• [Provided data]:
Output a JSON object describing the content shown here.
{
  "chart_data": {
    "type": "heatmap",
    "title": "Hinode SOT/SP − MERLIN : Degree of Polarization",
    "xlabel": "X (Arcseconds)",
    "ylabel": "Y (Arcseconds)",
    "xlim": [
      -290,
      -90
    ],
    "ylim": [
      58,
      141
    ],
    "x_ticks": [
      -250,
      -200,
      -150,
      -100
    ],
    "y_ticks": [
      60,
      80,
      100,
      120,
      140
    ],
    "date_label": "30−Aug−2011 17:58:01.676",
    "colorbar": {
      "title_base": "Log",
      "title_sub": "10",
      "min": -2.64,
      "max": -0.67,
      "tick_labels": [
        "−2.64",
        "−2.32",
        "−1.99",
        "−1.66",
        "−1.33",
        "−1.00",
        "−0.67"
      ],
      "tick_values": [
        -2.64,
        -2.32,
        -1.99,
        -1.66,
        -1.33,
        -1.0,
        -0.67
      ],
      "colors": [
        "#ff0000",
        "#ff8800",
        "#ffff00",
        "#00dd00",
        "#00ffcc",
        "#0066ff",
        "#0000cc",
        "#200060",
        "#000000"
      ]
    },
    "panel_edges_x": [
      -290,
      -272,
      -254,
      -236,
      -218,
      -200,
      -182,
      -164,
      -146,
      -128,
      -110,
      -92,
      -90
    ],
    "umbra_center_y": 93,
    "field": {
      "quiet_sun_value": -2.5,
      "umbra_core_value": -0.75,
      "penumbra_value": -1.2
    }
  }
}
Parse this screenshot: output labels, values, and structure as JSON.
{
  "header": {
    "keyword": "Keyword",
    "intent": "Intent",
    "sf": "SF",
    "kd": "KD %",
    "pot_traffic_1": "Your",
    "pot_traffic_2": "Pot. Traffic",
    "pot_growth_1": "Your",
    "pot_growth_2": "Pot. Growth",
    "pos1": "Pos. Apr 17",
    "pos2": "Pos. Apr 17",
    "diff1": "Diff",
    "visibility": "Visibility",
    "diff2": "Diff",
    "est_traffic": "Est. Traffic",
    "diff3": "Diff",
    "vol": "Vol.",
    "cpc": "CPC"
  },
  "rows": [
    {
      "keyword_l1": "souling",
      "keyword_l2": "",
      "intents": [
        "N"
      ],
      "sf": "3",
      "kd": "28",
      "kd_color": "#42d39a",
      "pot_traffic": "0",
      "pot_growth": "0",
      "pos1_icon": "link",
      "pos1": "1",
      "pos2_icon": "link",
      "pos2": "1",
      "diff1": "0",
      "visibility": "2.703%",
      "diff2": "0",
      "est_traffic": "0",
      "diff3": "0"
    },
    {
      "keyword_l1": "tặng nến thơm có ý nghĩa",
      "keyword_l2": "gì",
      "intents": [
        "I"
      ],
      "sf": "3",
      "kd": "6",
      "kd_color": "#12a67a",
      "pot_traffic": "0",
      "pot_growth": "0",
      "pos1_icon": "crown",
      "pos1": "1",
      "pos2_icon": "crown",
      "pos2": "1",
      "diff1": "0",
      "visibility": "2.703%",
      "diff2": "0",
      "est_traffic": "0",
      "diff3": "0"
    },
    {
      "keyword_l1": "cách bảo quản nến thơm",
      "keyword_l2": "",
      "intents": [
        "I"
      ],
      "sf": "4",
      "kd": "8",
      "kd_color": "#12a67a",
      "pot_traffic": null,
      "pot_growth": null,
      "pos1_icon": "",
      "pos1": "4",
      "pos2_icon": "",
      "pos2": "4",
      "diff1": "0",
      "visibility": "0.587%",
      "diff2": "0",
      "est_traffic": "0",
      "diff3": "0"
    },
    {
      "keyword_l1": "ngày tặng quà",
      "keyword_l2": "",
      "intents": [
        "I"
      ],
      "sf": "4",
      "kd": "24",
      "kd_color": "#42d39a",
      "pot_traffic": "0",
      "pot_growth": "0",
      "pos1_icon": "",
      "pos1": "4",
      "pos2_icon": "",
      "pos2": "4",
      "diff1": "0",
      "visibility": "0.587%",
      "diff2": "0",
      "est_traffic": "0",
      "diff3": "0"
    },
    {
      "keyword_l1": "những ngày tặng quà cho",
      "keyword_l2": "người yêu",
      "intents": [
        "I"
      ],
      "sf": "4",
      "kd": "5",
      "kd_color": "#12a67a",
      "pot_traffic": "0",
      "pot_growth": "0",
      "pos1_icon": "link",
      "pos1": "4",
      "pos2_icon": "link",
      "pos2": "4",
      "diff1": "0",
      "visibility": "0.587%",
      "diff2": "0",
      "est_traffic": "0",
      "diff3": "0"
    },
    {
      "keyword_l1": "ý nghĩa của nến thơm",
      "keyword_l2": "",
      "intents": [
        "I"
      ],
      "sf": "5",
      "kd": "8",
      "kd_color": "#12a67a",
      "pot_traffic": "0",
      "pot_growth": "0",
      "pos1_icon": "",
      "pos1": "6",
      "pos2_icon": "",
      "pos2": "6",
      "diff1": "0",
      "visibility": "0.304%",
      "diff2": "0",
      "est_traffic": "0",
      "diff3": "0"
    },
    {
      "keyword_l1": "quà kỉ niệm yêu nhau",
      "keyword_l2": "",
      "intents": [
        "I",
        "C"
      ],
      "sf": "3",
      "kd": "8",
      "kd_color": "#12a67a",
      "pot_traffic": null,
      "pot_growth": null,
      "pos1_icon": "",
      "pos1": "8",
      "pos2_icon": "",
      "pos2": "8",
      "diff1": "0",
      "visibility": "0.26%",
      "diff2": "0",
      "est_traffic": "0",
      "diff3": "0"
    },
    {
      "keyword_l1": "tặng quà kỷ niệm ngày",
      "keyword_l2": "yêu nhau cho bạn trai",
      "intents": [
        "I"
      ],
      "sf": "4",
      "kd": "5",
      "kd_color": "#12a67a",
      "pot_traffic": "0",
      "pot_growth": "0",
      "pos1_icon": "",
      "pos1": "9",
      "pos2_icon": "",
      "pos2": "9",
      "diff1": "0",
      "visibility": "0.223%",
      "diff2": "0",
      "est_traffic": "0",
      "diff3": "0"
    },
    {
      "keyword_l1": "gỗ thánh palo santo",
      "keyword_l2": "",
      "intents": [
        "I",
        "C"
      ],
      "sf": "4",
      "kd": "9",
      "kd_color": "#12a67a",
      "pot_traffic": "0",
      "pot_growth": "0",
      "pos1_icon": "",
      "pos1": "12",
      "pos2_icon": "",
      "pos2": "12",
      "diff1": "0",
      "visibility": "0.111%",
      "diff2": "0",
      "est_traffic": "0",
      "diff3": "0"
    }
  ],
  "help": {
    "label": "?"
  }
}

• [What is needed]: Copy all lines above containing the string "JSON".

• [Output of the task]:
Output a JSON object describing the content shown here.
Parse this screenshot: output labels, values, and structure as JSON.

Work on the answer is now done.